◆ **Stated problem**
Show every line in the records below that contains the word "Power".

Records from a data source
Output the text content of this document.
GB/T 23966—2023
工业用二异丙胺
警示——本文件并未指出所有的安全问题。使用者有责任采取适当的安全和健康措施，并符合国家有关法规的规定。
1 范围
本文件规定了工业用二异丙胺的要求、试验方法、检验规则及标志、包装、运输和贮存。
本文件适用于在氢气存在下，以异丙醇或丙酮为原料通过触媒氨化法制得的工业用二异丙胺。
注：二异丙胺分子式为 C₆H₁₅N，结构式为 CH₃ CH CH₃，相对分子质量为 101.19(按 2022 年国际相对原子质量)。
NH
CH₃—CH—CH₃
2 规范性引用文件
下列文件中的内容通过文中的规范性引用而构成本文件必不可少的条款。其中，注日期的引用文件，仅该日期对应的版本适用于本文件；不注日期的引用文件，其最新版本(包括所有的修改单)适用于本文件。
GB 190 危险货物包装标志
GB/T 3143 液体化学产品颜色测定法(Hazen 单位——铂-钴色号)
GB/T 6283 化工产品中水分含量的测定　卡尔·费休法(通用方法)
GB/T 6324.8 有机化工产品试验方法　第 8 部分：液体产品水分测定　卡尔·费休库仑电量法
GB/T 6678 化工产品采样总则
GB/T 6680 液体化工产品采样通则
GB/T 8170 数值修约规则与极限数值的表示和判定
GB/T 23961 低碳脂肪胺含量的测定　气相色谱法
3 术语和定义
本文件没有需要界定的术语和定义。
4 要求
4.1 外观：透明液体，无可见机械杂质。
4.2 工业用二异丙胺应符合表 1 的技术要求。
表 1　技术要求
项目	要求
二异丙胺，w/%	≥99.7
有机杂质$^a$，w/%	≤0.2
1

---

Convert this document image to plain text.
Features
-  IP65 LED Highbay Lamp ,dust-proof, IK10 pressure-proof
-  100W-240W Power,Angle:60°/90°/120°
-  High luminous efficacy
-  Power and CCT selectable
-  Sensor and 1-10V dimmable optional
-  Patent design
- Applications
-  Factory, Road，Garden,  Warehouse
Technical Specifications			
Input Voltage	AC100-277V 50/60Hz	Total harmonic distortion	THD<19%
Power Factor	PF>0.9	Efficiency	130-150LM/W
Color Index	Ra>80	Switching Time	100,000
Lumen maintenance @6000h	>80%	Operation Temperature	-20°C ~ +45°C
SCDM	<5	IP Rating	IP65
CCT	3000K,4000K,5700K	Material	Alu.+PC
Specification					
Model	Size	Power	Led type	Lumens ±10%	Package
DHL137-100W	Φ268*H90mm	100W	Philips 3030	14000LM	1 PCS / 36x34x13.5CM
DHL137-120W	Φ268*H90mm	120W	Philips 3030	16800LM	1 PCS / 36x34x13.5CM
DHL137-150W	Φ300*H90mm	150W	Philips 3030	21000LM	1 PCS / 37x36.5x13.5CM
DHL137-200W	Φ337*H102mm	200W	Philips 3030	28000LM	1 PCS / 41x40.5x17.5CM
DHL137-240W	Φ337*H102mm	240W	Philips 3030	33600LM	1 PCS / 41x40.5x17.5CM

---

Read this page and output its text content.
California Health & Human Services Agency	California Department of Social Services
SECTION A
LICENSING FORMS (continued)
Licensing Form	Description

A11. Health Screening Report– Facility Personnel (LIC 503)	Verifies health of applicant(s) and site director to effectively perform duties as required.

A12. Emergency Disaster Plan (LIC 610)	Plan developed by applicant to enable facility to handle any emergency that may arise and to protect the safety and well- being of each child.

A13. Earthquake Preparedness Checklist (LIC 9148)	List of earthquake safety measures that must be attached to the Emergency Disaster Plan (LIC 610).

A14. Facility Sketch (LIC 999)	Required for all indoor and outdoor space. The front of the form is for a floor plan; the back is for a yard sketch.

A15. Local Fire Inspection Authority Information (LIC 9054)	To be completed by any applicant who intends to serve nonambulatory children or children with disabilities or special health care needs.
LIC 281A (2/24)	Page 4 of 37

◆ **Result for this task**
-  100W-240W Power,Angle:60°/90°/120°
-  Power and CCT selectable
Power Factor	PF>0.9	Efficiency	130-150LM/W
Model	Size	Power	Led type	Lumens ±10%	Package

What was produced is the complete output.